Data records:
┄┄┄┄┄┄┄┄┄┄

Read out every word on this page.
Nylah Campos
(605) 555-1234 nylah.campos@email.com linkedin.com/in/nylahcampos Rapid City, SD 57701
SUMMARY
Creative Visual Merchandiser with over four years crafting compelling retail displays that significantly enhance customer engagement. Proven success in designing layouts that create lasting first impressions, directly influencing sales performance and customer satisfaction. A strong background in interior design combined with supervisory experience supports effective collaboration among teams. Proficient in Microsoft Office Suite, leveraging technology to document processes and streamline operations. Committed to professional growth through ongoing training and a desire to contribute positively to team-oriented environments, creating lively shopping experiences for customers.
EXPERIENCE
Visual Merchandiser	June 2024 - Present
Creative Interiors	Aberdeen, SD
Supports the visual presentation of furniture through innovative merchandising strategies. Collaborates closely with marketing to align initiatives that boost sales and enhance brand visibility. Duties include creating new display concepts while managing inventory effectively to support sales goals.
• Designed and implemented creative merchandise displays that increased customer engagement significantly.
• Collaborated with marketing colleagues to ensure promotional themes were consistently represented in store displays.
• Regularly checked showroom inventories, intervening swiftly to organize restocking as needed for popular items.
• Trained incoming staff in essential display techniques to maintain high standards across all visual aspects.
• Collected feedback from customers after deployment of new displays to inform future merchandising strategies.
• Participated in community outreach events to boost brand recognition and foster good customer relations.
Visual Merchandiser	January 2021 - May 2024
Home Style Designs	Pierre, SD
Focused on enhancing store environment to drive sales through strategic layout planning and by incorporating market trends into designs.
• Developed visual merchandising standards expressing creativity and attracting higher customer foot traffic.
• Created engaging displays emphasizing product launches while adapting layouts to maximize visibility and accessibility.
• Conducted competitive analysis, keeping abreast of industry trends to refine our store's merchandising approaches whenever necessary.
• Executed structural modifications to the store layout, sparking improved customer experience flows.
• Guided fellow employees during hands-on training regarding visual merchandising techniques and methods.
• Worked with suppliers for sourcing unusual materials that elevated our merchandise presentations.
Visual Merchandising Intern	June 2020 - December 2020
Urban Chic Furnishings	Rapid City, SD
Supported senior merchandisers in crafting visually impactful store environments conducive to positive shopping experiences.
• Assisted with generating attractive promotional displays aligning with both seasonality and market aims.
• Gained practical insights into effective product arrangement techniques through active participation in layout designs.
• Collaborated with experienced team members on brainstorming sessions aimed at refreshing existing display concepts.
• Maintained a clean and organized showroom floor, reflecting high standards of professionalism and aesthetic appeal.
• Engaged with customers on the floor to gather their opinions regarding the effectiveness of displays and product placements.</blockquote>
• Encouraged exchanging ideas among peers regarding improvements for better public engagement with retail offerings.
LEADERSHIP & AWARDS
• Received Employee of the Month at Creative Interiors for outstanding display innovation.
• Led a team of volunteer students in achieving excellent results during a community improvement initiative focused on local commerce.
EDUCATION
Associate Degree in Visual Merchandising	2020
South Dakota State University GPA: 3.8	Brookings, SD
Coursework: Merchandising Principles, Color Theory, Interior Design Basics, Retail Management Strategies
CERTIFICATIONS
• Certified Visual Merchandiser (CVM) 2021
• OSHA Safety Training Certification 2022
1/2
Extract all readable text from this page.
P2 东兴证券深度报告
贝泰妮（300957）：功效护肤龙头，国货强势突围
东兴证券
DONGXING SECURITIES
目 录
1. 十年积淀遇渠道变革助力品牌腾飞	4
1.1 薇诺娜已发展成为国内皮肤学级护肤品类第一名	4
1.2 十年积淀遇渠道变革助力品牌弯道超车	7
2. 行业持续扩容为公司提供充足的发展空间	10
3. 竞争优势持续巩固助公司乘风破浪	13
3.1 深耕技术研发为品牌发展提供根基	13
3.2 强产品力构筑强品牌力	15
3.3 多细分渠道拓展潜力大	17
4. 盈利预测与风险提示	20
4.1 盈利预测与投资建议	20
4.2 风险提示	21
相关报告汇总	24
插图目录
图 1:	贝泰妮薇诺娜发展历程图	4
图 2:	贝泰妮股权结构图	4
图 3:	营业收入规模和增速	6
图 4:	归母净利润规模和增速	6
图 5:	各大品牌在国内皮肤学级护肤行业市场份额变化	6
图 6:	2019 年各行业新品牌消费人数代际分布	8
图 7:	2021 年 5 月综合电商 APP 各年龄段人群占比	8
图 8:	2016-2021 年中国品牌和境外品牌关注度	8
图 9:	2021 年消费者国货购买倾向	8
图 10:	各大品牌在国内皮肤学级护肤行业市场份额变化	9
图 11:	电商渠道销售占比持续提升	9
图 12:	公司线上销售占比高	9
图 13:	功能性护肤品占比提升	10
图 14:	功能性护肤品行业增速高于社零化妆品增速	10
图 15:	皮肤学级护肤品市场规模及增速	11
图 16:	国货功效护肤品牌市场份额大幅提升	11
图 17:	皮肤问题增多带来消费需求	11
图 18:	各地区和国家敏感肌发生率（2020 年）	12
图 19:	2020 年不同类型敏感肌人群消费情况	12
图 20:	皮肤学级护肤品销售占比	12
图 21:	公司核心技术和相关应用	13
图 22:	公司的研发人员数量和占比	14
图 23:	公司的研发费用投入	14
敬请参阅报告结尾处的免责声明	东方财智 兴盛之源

┄┄┄┄┄┄┄┄┄┄

Take the entries above and copy them out exactly.

▸ Response to the exercise:
Read out every word on this page.
Nylah Campos
(605) 555-1234 nylah.campos@email.com linkedin.com/in/nylahcampos Rapid City, SD 57701
SUMMARY
Creative Visual Merchandiser with over four years crafting compelling retail displays that significantly enhance customer engagement. Proven success in designing layouts that create lasting first impressions, directly influencing sales performance and customer satisfaction. A strong background in interior design combined with supervisory experience supports effective collaboration among teams. Proficient in Microsoft Office Suite, leveraging technology to document processes and streamline operations. Committed to professional growth through ongoing training and a desire to contribute positively to team-oriented environments, creating lively shopping experiences for customers.
EXPERIENCE
Visual Merchandiser	June 2024 - Present
Creative Interiors	Aberdeen, SD
Supports the visual presentation of furniture through innovative merchandising strategies. Collaborates closely with marketing to align initiatives that boost sales and enhance brand visibility. Duties include creating new display concepts while managing inventory effectively to support sales goals.
• Designed and implemented creative merchandise displays that increased customer engagement significantly.
• Collaborated with marketing colleagues to ensure promotional themes were consistently represented in store displays.
• Regularly checked showroom inventories, intervening swiftly to organize restocking as needed for popular items.
• Trained incoming staff in essential display techniques to maintain high standards across all visual aspects.
• Collected feedback from customers after deployment of new displays to inform future merchandising strategies.
• Participated in community outreach events to boost brand recognition and foster good customer relations.
Visual Merchandiser	January 2021 - May 2024
Home Style Designs	Pierre, SD
Focused on enhancing store environment to drive sales through strategic layout planning and by incorporating market trends into designs.
• Developed visual merchandising standards expressing creativity and attracting higher customer foot traffic.
• Created engaging displays emphasizing product launches while adapting layouts to maximize visibility and accessibility.
• Conducted competitive analysis, keeping abreast of industry trends to refine our store's merchandising approaches whenever necessary.
• Executed structural modifications to the store layout, sparking improved customer experience flows.
• Guided fellow employees during hands-on training regarding visual merchandising techniques and methods.
• Worked with suppliers for sourcing unusual materials that elevated our merchandise presentations.
Visual Merchandising Intern	June 2020 - December 2020
Urban Chic Furnishings	Rapid City, SD
Supported senior merchandisers in crafting visually impactful store environments conducive to positive shopping experiences.
• Assisted with generating attractive promotional displays aligning with both seasonality and market aims.
• Gained practical insights into effective product arrangement techniques through active participation in layout designs.
• Collaborated with experienced team members on brainstorming sessions aimed at refreshing existing display concepts.
• Maintained a clean and organized showroom floor, reflecting high standards of professionalism and aesthetic appeal.
• Engaged with customers on the floor to gather their opinions regarding the effectiveness of displays and product placements.</blockquote>
• Encouraged exchanging ideas among peers regarding improvements for better public engagement with retail offerings.
LEADERSHIP & AWARDS
• Received Employee of the Month at Creative Interiors for outstanding display innovation.
• Led a team of volunteer students in achieving excellent results during a community improvement initiative focused on local commerce.
EDUCATION
Associate Degree in Visual Merchandising	2020
South Dakota State University GPA: 3.8	Brookings, SD
Coursework: Merchandising Principles, Color Theory, Interior Design Basics, Retail Management Strategies
CERTIFICATIONS
• Certified Visual Merchandiser (CVM) 2021
• OSHA Safety Training Certification 2022
1/2
Extract all readable text from this page.
P2 东兴证券深度报告
贝泰妮（300957）：功效护肤龙头，国货强势突围
东兴证券
DONGXING SECURITIES
目 录
1. 十年积淀遇渠道变革助力品牌腾飞	4
1.1 薇诺娜已发展成为国内皮肤学级护肤品类第一名	4
1.2 十年积淀遇渠道变革助力品牌弯道超车	7
2. 行业持续扩容为公司提供充足的发展空间	10
3. 竞争优势持续巩固助公司乘风破浪	13
3.1 深耕技术研发为品牌发展提供根基	13
3.2 强产品力构筑强品牌力	15
3.3 多细分渠道拓展潜力大	17
4. 盈利预测与风险提示	20
4.1 盈利预测与投资建议	20
4.2 风险提示	21
相关报告汇总	24
插图目录
图 1:	贝泰妮薇诺娜发展历程图	4
图 2:	贝泰妮股权结构图	4
图 3:	营业收入规模和增速	6
图 4:	归母净利润规模和增速	6
图 5:	各大品牌在国内皮肤学级护肤行业市场份额变化	6
图 6:	2019 年各行业新品牌消费人数代际分布	8
图 7:	2021 年 5 月综合电商 APP 各年龄段人群占比	8
图 8:	2016-2021 年中国品牌和境外品牌关注度	8
图 9:	2021 年消费者国货购买倾向	8
图 10:	各大品牌在国内皮肤学级护肤行业市场份额变化	9
图 11:	电商渠道销售占比持续提升	9
图 12:	公司线上销售占比高	9
图 13:	功能性护肤品占比提升	10
图 14:	功能性护肤品行业增速高于社零化妆品增速	10
图 15:	皮肤学级护肤品市场规模及增速	11
图 16:	国货功效护肤品牌市场份额大幅提升	11
图 17:	皮肤问题增多带来消费需求	11
图 18:	各地区和国家敏感肌发生率（2020 年）	12
图 19:	2020 年不同类型敏感肌人群消费情况	12
图 20:	皮肤学级护肤品销售占比	12
图 21:	公司核心技术和相关应用	13
图 22:	公司的研发人员数量和占比	14
图 23:	公司的研发费用投入	14
敬请参阅报告结尾处的免责声明	东方财智 兴盛之源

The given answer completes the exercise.